- Description of the task
Write out the whole listing word for word.

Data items
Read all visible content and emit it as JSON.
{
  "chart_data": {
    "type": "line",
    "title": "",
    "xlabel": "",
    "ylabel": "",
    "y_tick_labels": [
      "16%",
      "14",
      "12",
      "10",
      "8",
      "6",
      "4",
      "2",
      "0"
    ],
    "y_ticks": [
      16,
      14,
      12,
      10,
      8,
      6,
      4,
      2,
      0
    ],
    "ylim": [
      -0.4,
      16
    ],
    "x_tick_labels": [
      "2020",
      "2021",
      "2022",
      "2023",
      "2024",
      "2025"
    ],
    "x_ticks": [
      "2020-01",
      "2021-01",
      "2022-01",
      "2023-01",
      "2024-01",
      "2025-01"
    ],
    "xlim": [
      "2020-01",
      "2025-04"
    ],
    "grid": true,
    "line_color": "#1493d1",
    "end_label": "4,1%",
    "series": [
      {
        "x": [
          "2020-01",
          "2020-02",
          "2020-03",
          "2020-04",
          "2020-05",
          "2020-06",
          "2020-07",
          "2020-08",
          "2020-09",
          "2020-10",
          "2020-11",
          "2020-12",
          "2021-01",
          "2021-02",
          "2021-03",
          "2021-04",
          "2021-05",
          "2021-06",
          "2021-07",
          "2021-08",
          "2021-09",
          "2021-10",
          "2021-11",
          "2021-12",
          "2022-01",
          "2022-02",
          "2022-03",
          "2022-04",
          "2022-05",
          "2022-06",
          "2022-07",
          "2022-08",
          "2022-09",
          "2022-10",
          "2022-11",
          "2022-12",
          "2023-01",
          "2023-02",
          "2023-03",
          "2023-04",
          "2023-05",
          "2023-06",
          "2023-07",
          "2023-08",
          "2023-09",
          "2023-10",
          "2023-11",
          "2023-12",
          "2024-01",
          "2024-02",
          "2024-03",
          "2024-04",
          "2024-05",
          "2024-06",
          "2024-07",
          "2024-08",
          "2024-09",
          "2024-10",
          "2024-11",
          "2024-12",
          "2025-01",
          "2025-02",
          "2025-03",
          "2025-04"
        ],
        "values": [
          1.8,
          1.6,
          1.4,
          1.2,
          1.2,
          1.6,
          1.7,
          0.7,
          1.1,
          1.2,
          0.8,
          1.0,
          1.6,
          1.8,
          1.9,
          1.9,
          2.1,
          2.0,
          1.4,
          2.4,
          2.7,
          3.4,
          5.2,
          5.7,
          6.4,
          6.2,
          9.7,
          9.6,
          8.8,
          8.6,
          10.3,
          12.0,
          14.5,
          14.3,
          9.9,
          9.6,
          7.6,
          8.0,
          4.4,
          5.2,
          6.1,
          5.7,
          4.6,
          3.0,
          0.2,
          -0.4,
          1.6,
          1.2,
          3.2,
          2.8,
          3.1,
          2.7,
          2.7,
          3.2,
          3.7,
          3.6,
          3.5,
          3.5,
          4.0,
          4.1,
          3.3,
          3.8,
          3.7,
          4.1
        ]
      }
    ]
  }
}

- Exercise result
Read all visible content and emit it as JSON.
{
  "chart_data": {
    "type": "line",
    "title": "",
    "xlabel": "",
    "ylabel": "",
    "y_tick_labels": [
      "16%",
      "14",
      "12",
      "10",
      "8",
      "6",
      "4",
      "2",
      "0"
    ],
    "y_ticks": [
      16,
      14,
      12,
      10,
      8,
      6,
      4,
      2,
      0
    ],
    "ylim": [
      -0.4,
      16
    ],
    "x_tick_labels": [
      "2020",
      "2021",
      "2022",
      "2023",
      "2024",
      "2025"
    ],
    "x_ticks": [
      "2020-01",
      "2021-01",
      "2022-01",
      "2023-01",
      "2024-01",
      "2025-01"
    ],
    "xlim": [
      "2020-01",
      "2025-04"
    ],
    "grid": true,
    "line_color": "#1493d1",
    "end_label": "4,1%",
    "series": [
      {
        "x": [
          "2020-01",
          "2020-02",
          "2020-03",
          "2020-04",
          "2020-05",
          "2020-06",
          "2020-07",
          "2020-08",
          "2020-09",
          "2020-10",
          "2020-11",
          "2020-12",
          "2021-01",
          "2021-02",
          "2021-03",
          "2021-04",
          "2021-05",
          "2021-06",
          "2021-07",
          "2021-08",
          "2021-09",
          "2021-10",
          "2021-11",
          "2021-12",
          "2022-01",
          "2022-02",
          "2022-03",
          "2022-04",
          "2022-05",
          "2022-06",
          "2022-07",
          "2022-08",
          "2022-09",
          "2022-10",
          "2022-11",
          "2022-12",
          "2023-01",
          "2023-02",
          "2023-03",
          "2023-04",
          "2023-05",
          "2023-06",
          "2023-07",
          "2023-08",
          "2023-09",
          "2023-10",
          "2023-11",
          "2023-12",
          "2024-01",
          "2024-02",
          "2024-03",
          "2024-04",
          "2024-05",
          "2024-06",
          "2024-07",
          "2024-08",
          "2024-09",
          "2024-10",
          "2024-11",
          "2024-12",
          "2025-01",
          "2025-02",
          "2025-03",
          "2025-04"
        ],
        "values": [
          1.8,
          1.6,
          1.4,
          1.2,
          1.2,
          1.6,
          1.7,
          0.7,
          1.1,
          1.2,
          0.8,
          1.0,
          1.6,
          1.8,
          1.9,
          1.9,
          2.1,
          2.0,
          1.4,
          2.4,
          2.7,
          3.4,
          5.2,
          5.7,
          6.4,
          6.2,
          9.7,
          9.6,
          8.8,
          8.6,
          10.3,
          12.0,
          14.5,
          14.3,
          9.9,
          9.6,
          7.6,
          8.0,
          4.4,
          5.2,
          6.1,
          5.7,
          4.6,
          3.0,
          0.2,
          -0.4,
          1.6,
          1.2,
          3.2,
          2.8,
          3.1,
          2.7,
          2.7,
          3.2,
          3.7,
          3.6,
          3.5,
          3.5,
          4.0,
          4.1,
          3.3,
          3.8,
          3.7,
          4.1
        ]
      }
    ]
  }
}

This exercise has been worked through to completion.